Measure Would Require Women To Be Told of Breast Tissue Condition
Lawmakers are weighing a bill (SB 173), by Sen. Joseph Simitian (D-Palo Alto), that would require physicians to tell women if they have a condition known as extremely dense breast tissue that could prevent mammograms from detecting cancer cells, the San Jose Mercury News reports.
The bill has been approved by the Senate but stalled last month in the Assembly Appropriations Committee.
Dense breast tissue appears light on X-ray mammogram images, as do tumors.
NIH has said that extremely dense breast tissue can be one of the strongest risk factors for cancer.
If SB 173 passes, California would be the third state -- after Connecticut and Texas -- to require physicians to notify women that they have the dense breast tissue condition.
Debate Over Measure
Debate on the bill has centered on whether too much medical information can cause undue fear and increase costs for women. Ultrasounds can cost $300 and MRIs can cost $1,700 per screening.

> _Goal of the exercise_
Can you revise the breast tissue article between "Measure Would Require" and "Mercury News reports.", inclusive, so that "doctors" replaces "physicians"?

> _Data to examine_

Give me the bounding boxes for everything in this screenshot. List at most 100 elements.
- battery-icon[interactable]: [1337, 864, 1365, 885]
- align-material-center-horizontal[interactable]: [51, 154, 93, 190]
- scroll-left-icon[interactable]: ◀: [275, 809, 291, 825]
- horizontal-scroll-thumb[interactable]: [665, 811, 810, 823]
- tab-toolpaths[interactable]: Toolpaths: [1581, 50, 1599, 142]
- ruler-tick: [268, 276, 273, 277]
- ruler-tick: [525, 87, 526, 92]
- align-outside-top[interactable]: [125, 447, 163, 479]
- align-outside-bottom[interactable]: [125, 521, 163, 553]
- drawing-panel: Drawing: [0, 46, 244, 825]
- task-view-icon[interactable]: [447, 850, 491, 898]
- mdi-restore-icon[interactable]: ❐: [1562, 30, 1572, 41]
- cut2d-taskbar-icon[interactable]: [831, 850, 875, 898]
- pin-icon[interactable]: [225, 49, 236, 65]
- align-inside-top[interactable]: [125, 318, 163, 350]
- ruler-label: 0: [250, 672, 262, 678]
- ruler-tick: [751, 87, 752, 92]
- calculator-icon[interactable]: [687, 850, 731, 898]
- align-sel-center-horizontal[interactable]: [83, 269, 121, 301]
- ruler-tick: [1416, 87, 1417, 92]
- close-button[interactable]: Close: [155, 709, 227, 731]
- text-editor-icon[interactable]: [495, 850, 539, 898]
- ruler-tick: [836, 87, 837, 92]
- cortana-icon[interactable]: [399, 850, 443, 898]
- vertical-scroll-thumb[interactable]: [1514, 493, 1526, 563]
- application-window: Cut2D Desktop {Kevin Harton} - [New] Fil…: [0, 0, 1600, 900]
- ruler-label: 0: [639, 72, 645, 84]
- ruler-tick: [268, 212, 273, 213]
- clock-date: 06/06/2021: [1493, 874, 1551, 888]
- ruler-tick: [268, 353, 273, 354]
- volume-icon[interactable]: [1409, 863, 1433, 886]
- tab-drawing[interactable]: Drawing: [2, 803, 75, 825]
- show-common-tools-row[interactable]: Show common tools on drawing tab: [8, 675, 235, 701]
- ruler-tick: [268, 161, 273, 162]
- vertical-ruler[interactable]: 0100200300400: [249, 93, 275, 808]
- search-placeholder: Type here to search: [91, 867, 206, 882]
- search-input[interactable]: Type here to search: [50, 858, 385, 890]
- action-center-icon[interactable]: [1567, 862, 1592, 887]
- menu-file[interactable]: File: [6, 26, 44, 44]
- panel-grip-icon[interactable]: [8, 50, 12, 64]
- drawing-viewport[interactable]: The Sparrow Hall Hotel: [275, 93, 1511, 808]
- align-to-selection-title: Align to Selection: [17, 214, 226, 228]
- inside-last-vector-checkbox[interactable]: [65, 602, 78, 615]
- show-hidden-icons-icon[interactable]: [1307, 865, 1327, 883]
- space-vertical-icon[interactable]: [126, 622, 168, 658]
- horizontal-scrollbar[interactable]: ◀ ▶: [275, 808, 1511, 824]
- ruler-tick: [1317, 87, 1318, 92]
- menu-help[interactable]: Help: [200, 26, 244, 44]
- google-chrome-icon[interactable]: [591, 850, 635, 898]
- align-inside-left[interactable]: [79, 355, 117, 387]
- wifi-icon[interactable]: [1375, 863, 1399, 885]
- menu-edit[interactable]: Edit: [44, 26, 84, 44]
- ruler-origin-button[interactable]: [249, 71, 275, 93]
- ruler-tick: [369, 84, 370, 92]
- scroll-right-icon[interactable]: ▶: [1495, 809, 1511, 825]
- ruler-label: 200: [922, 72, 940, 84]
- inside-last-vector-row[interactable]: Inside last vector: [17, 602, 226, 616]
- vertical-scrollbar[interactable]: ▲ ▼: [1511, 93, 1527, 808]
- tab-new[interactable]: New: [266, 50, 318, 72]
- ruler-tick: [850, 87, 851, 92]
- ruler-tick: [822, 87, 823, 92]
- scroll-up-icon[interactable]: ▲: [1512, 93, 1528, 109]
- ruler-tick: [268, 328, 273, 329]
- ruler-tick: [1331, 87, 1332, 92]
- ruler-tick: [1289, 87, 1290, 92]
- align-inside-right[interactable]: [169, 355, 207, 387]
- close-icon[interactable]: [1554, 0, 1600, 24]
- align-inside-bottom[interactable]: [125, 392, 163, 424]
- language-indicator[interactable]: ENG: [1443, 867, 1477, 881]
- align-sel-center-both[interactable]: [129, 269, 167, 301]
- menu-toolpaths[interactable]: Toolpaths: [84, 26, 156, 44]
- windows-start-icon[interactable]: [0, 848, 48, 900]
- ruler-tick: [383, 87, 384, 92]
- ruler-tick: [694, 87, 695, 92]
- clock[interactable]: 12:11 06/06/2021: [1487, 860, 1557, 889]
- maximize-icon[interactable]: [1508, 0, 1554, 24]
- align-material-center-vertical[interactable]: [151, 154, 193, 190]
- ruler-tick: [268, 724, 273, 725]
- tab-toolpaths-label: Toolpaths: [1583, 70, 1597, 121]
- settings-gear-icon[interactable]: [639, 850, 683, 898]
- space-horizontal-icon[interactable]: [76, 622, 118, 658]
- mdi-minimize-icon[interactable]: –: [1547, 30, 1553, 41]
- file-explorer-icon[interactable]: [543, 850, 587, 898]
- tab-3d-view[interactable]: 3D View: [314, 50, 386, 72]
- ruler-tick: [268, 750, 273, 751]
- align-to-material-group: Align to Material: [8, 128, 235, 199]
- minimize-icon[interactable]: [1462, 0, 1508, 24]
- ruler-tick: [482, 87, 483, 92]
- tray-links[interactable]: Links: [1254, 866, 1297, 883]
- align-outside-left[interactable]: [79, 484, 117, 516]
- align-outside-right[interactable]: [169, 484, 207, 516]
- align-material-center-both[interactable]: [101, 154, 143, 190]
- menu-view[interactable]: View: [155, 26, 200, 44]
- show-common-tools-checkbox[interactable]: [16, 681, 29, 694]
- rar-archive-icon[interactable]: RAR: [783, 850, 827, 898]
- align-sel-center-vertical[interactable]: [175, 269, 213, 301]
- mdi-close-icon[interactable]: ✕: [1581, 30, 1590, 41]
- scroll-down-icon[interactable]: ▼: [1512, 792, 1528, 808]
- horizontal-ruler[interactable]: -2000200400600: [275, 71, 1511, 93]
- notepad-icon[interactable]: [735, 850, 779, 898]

> _Your response_
Measure Would Require Women To Be Told of Breast Tissue Condition
Lawmakers are weighing a bill (SB 173), by Sen. Joseph Simitian (D-Palo Alto), that would require doctors to tell women if they have a condition known as extremely dense breast tissue that could prevent mammograms from detecting cancer cells, the San Jose Mercury News reports.